• _Texte extrait_:

----

Helene Caiazzo

Volume
Démarche artistique: 

Une fois entrés dans le camaïeu de teintes telluriques des objets et matières,
Il ne nous reste qu’une lenteur contemplative des saynettes présentées.

Il n’y a plus de hiérarchie entre les sujets évoqués, seule demeure une sensation onirique
d’un déjà vu, d’un déjà possédé.

Embarqués sur un Styx atténué, nous pensons faire une traversée nuageuse en rêve,
dont l’éclaircie nous mène à de courts portraits de situations.

Celles-ci vont plus loin que ce que l’on croit percevoir,
les enjeux haptiques et narratifs s’apparentent en fait à un gouffre sensible.

La dialectique sculpturale est ici épurée comme un cri sourd par l’emploi simultané
d’une ou deux figures, branches et colliers, pattes, large drapé.

Les images utilisées permettent cet effleurement, elles sont les guides et les acteurs
de l’univers plastique d’Helene.

Les allégories sont déposées dans les installations tels des objets enrôlés dans un conte.

----

• _Données fournies_:
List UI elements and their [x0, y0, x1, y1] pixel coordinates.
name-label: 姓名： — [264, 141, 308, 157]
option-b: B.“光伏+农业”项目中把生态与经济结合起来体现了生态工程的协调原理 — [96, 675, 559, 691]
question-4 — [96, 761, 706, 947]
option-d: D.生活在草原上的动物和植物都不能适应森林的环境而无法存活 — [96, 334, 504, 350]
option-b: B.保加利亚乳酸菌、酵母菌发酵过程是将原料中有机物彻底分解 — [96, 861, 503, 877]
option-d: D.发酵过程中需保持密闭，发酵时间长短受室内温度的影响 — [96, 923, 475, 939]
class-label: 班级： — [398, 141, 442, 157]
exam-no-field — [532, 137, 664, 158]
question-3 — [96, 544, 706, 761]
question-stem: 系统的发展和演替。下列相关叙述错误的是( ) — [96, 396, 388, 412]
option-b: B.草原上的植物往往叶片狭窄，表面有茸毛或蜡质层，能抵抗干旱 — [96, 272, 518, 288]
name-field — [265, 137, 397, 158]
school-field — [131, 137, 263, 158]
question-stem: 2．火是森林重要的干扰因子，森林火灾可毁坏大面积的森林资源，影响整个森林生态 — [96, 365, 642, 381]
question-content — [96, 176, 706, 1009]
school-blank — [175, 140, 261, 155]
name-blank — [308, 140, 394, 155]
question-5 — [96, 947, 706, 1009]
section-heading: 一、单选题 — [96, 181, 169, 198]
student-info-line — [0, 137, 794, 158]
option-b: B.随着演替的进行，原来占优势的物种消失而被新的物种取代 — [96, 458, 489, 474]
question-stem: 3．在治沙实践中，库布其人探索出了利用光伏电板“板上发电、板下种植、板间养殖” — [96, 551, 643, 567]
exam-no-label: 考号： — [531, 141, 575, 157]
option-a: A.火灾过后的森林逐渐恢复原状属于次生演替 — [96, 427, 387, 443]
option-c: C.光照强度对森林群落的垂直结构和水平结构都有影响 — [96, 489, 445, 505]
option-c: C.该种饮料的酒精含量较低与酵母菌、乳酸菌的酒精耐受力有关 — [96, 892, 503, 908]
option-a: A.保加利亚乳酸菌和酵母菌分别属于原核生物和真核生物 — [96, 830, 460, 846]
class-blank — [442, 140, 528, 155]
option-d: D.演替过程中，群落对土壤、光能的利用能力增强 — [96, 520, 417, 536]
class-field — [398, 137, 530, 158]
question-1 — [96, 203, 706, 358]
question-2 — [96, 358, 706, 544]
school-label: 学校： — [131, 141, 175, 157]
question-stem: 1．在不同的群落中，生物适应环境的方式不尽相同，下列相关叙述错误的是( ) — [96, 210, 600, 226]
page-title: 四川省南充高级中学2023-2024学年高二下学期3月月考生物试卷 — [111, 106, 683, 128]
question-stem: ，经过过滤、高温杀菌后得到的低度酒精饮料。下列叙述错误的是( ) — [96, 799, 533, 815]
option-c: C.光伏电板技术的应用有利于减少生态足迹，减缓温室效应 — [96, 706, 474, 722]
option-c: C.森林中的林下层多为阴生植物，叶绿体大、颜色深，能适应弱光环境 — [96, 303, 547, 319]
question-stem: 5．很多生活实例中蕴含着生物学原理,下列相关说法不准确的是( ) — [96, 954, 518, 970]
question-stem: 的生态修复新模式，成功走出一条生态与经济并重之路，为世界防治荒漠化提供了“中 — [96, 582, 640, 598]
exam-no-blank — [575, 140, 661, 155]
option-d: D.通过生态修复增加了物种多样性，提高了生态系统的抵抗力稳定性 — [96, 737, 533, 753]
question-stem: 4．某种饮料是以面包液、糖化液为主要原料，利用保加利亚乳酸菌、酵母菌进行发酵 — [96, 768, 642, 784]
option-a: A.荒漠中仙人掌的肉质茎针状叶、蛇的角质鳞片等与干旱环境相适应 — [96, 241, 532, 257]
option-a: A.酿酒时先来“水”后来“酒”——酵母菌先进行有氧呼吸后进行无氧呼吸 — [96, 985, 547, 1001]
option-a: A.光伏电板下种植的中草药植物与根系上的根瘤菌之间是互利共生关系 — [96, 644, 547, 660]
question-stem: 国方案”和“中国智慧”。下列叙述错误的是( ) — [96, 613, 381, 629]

----

• _Questions à traiter_:
A - Reproduisez à l'identique le passage du texte sur la démarche artistique d'Helene Caiazzo qui débute aux mots « Celles-ci vont plus » et prend fin après les mots « l’univers plastique d’Helene. ».
B - Rédigez la suite du texte sur la démarche artistique d'Helene Caiazzo en partant de sa dernière phrase.
Les entrées forment un ensemble distinct du texte sur la démarche artistique d'Helene Caiazzo.

• _Réponses par tâche_:
A -
Celles-ci vont plus loin que ce que l’on croit percevoir,
les enjeux haptiques et narratifs s’apparentent en fait à un gouffre sensible.

La dialectique sculpturale est ici épurée comme un cri sourd par l’emploi simultané
d’une ou deux figures, branches et colliers, pattes, large drapé.

Les images utilisées permettent cet effleurement, elles sont les guides et les acteurs
de l’univers plastique d’Helene.

B -
Ils sont calmes avant que notre œil discerne à travers le voile du mensonge un hic,
quelque-chose cloche, on perçoit un chuchotement.

Par cette étrange familiarité, l’idée est peut-être de nous faire entendre que nous tournons en rond dans cette atmsphère.

Le bois, la terre, la cire sont autant de matières primitives à recontextualiser dans un monde où l’artificiel fait légion. Le faux-semblant y est pourtant brandi comme outil du récit.

Convaincus que ce qui nous entoure nous est connu, la figure animale constamment présente nous rappelle ce que nous sommes et rêvons.